WRITTEN INSTRUCTION: Filter the listing and keep only the lines with the word "title".

DATA FOR THIS TASK:
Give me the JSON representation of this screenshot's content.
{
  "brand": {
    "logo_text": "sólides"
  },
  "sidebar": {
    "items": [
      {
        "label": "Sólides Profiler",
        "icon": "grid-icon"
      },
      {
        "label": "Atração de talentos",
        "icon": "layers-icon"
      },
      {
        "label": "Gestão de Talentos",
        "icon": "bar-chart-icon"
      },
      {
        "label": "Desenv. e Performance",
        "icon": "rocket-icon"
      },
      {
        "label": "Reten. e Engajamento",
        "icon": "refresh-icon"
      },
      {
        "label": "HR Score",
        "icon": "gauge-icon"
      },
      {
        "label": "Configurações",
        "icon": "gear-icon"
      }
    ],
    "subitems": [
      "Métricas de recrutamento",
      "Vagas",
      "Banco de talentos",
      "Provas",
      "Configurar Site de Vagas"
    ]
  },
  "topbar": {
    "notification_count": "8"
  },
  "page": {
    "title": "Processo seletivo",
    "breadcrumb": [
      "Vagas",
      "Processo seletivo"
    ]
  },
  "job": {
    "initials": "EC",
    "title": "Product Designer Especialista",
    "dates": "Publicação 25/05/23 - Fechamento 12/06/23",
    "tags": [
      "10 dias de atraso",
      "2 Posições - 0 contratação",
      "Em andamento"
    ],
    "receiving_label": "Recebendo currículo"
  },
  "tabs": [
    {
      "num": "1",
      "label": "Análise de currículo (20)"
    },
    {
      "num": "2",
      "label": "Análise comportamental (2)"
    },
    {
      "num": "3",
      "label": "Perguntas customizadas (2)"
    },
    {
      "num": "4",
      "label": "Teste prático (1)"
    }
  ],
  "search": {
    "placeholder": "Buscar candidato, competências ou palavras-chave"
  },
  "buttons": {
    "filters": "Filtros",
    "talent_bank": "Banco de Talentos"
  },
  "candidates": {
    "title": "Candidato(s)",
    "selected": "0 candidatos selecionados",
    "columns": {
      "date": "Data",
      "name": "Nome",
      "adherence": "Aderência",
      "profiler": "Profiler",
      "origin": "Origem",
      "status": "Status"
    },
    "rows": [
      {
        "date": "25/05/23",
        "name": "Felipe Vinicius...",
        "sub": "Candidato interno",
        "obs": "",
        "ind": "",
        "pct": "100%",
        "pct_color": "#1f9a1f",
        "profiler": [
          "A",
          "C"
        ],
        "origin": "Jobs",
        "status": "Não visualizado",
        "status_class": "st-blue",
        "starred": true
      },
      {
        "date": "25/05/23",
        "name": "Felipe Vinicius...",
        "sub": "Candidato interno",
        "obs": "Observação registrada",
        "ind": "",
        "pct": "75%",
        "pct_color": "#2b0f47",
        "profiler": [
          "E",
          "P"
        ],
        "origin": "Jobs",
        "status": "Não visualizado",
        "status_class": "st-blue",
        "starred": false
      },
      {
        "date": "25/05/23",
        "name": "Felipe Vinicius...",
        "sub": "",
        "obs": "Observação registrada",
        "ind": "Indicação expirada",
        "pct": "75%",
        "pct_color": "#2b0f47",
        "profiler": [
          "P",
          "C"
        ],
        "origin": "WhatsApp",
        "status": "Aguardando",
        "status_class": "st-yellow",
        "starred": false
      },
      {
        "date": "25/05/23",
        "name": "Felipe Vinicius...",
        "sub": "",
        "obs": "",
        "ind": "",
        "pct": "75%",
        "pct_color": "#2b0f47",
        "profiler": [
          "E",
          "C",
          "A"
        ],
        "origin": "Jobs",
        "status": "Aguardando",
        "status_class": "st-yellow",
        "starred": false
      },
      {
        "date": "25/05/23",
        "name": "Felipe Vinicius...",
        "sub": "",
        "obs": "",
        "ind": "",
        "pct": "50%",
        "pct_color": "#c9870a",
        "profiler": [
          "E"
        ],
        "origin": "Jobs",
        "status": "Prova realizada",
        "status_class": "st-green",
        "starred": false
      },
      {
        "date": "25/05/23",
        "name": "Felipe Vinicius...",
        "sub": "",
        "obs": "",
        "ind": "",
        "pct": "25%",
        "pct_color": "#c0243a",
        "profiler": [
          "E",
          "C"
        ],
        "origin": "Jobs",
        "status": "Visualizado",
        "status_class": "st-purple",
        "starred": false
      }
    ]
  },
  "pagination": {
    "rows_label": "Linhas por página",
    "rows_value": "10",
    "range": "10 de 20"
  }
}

EXERCISE OUTPUT:
    "title": "Processo seletivo",
    "title": "Product Designer Especialista",
    "title": "Candidato(s)",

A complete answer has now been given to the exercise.